#### RECORDS FOR THIS TASK ####

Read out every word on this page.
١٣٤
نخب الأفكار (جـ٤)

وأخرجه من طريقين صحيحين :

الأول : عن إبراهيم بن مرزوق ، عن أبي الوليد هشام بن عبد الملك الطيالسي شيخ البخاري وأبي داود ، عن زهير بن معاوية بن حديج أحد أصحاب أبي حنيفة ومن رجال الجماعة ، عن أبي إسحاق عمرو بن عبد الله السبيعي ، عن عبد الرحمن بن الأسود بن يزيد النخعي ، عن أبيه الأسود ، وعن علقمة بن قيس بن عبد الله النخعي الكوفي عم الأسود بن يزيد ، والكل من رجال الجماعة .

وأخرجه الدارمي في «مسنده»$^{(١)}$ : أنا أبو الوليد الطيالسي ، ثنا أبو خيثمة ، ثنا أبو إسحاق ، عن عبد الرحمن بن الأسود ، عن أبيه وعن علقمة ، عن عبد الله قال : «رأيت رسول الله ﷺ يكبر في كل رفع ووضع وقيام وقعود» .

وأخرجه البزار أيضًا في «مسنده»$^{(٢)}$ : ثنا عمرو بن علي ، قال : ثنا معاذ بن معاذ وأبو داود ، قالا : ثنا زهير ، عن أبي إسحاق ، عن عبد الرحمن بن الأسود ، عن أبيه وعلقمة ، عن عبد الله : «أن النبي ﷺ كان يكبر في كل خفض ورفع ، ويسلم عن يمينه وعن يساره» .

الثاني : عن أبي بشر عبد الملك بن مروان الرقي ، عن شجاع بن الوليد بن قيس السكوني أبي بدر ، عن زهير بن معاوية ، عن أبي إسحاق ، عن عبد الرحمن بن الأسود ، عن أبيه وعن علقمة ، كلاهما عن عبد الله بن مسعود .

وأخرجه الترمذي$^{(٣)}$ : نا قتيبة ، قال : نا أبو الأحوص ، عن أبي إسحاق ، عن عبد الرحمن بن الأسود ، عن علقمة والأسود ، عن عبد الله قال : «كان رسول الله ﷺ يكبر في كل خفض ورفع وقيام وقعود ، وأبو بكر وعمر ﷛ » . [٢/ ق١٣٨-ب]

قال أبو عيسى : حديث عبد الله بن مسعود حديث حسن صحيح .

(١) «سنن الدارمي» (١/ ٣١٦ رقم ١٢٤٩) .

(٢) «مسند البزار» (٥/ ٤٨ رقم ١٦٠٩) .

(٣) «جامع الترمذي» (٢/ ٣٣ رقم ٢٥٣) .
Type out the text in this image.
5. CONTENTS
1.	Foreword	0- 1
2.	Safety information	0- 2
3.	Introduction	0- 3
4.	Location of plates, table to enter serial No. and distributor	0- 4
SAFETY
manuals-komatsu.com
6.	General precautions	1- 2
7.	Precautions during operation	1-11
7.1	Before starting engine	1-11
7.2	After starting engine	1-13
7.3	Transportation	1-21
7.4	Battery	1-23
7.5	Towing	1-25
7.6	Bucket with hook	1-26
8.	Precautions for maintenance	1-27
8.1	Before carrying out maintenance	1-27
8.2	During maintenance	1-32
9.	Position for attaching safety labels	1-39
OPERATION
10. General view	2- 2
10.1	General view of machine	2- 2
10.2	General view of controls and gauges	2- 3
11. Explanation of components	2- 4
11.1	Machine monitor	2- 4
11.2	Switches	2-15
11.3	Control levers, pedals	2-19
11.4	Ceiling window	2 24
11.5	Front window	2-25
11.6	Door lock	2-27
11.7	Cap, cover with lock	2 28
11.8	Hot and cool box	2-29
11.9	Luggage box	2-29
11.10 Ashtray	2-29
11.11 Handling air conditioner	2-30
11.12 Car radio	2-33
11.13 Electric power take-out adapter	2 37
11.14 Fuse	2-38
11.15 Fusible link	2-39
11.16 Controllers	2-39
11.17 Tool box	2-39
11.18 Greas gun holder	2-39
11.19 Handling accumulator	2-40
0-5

####

### [GOAL]
Copy every line of the records above that holds the word "وقعود".

### [COMPLETED EXERCISE]
وأخرجه الدارمي في «مسنده»$^{(١)}$ : أنا أبو الوليد الطيالسي ، ثنا أبو خيثمة ، ثنا أبو إسحاق ، عن عبد الرحمن بن الأسود ، عن أبيه وعن علقمة ، عن عبد الله قال : «رأيت رسول الله ﷺ يكبر في كل رفع ووضع وقيام وقعود» .
وأخرجه الترمذي$^{(٣)}$ : نا قتيبة ، قال : نا أبو الأحوص ، عن أبي إسحاق ، عن عبد الرحمن بن الأسود ، عن علقمة والأسود ، عن عبد الله قال : «كان رسول الله ﷺ يكبر في كل خفض ورفع وقيام وقعود ، وأبو بكر وعمر ﷛ » . [٢/ ق١٣٨-ب]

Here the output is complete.